Radio Digital – o que está em jogo?
Publicamos aqui um artigo enviado por Thiago Novaes
Rádio Digital no Brasil: a voz e a vez do ministro Gilberto Kassab
Em visita à Curitiba, o atual ministro Gilberto Kassab anunciou no dia 6 de junho de 2017 que o governo brasileiro “prepara uma nova etapa de modernização do setor de radiodifusão”: trata-se da digitalização do rádio, processo iniciado em 2010, que criou o Sistema Brasileiro de Rádio Digital, o SBRD.
O anúncio foi feito em um evento de promoção da controversa migração das emissoras AM para FM, ação desnecessária com a digitalização de todas as faixas de transmissão, conforme prevê a portaria 290 que orienta o SBRD. Revitalizando o AM, não apenas a qualidade do áudio desta faixa se equipara ao FM, como permite um alcance muito maior, com novos serviços e grande capilaridade para transmissão de dados digitais, considerando as características de propagação das ondas médias.
Os estudos para um sistema de rádio digital brasileiro já se prolongam há mais de dez anos. Em março de 2007, foi criado o Conselho Consultivo do Rádio Digital com o objetivo de auxiliar na avaliação e planejamento da implantação do Rádio Digital no país sendo integrado por 19 conselheiros, 7 representantes de órgãos/entidades públicos, 2 parlamentares, 7 entidades representativas do setor de radiodifusão; e 3 do setor industrial. A sociedade civil e a academia ficaram de fora da representação junto ao Conselho.
Em 2010, foi instituído o Sistema Brasileiro de Rádio Digital (SBRD), por meio da Portaria nº 290, e em 13 de junho de 2011 foi aberta uma chamada para sistemas de rádio digital se candidatarem a testes no Brasil, quando dois sistemas se apresentaram: o DRM e o HD Radio. Em parceria com emissoras executantes dos diferentes serviços de radiodifusão, o MCTIC tem realizado testes técnicos para verificar o desempenho dos diferentes modelos existentes. Esses testes são fundamentais para garantir o caráter e alcance universal do rádio tal como existe hoje e também a segurança para as emissoras.
O que significa Digitalizar o Rádio?
A digitalização do rádio traz grandes inovações. Primeiro, representa a oportunidade de melhor aproveitamento do uso do espectro de radiofrequências, pois o sinal digital é comprimido, podendo ampliar a cobertura com menor gasto de energia. Com isso, a interferência deixa de ser um obstáculo para ocupação de canais vizinhos, ampliando enormemente a possibilidade de haverem mais emissoras no espectro.

(Registros da posição dos elementos)
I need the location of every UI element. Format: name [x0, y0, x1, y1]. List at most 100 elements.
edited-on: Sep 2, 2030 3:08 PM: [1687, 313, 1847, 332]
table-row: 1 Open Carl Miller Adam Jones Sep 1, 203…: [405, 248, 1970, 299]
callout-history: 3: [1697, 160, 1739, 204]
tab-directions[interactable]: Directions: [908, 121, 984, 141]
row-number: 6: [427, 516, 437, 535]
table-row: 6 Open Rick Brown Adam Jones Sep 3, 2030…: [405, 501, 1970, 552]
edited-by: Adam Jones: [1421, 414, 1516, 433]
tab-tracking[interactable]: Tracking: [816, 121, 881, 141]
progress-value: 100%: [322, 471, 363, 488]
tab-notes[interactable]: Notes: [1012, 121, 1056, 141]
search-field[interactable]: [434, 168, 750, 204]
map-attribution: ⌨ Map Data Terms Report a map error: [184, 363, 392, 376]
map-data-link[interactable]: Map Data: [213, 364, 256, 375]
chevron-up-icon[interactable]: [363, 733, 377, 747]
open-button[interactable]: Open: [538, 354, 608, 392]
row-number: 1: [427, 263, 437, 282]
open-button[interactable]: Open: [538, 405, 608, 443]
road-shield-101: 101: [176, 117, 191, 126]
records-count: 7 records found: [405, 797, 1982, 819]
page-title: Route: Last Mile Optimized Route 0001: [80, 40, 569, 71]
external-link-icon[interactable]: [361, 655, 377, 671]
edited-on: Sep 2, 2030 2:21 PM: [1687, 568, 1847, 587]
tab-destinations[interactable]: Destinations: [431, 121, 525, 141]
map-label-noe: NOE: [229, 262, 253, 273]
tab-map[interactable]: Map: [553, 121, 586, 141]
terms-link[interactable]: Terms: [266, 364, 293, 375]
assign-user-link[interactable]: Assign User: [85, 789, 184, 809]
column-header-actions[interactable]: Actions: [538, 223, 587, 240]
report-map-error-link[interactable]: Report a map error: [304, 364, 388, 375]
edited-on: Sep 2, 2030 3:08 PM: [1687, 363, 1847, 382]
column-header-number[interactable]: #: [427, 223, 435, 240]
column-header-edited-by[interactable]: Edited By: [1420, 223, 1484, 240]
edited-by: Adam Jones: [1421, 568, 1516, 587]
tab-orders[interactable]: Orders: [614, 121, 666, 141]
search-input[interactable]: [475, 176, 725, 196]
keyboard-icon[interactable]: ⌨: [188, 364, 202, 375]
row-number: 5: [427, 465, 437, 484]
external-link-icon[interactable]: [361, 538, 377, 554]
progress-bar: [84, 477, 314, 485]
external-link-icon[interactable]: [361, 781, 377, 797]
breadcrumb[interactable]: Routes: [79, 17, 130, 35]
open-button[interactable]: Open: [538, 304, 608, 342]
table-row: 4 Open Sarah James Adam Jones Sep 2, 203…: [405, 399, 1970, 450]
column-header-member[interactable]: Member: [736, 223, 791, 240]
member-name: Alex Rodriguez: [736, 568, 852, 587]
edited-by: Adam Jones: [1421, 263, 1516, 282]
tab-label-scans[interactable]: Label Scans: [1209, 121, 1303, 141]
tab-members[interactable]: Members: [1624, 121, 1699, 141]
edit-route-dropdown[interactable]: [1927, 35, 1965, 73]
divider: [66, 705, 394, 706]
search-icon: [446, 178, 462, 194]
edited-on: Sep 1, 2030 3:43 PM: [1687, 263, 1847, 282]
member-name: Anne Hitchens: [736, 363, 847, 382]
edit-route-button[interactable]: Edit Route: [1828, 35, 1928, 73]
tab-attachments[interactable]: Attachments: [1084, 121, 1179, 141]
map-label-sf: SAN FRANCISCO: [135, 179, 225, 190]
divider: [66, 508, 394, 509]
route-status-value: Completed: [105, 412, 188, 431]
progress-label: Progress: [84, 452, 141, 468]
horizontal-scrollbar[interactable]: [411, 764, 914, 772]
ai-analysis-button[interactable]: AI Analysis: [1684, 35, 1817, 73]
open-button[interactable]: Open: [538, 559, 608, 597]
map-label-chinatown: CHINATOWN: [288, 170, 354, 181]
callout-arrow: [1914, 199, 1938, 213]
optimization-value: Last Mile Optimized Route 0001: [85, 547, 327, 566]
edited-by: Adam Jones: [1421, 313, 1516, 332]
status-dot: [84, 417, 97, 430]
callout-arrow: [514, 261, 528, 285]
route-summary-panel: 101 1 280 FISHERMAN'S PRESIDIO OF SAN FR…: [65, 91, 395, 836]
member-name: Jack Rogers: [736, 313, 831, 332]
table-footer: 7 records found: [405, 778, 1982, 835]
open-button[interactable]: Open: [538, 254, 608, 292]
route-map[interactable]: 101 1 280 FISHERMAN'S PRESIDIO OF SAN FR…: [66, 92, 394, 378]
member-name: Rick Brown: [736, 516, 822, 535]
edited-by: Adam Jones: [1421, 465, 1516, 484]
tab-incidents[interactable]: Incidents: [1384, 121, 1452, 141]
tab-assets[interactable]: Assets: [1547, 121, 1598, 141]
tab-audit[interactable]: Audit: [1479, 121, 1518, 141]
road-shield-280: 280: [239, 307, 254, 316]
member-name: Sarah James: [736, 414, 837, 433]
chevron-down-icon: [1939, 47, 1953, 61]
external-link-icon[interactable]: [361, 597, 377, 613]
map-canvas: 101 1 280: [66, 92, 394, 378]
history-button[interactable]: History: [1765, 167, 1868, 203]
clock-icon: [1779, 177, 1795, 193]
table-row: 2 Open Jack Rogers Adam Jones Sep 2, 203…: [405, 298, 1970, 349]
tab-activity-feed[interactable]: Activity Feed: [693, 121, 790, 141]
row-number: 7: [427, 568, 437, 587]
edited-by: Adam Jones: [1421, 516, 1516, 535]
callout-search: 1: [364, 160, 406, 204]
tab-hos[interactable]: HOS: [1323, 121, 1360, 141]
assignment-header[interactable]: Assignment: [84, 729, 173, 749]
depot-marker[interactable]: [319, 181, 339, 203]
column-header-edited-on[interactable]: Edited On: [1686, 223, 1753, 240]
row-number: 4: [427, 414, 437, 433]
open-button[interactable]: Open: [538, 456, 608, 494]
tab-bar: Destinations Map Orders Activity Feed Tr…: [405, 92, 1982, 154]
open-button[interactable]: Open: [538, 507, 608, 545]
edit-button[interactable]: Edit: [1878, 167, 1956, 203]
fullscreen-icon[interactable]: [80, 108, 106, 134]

• Tarefa proposta: Transcreva sem mudar nada a parte do texto sobre o rádio digital que fica entre "Publicamos aqui um" e "das ondas médias.", incluindo esses dois pontos.

• Resultado da tarefa:
Publicamos aqui um artigo enviado por Thiago Novaes
Rádio Digital no Brasil: a voz e a vez do ministro Gilberto Kassab
Em visita à Curitiba, o atual ministro Gilberto Kassab anunciou no dia 6 de junho de 2017 que o governo brasileiro “prepara uma nova etapa de modernização do setor de radiodifusão”: trata-se da digitalização do rádio, processo iniciado em 2010, que criou o Sistema Brasileiro de Rádio Digital, o SBRD.
O anúncio foi feito em um evento de promoção da controversa migração das emissoras AM para FM, ação desnecessária com a digitalização de todas as faixas de transmissão, conforme prevê a portaria 290 que orienta o SBRD. Revitalizando o AM, não apenas a qualidade do áudio desta faixa se equipara ao FM, como permite um alcance muito maior, com novos serviços e grande capilaridade para transmissão de dados digitais, considerando as características de propagação das ondas médias.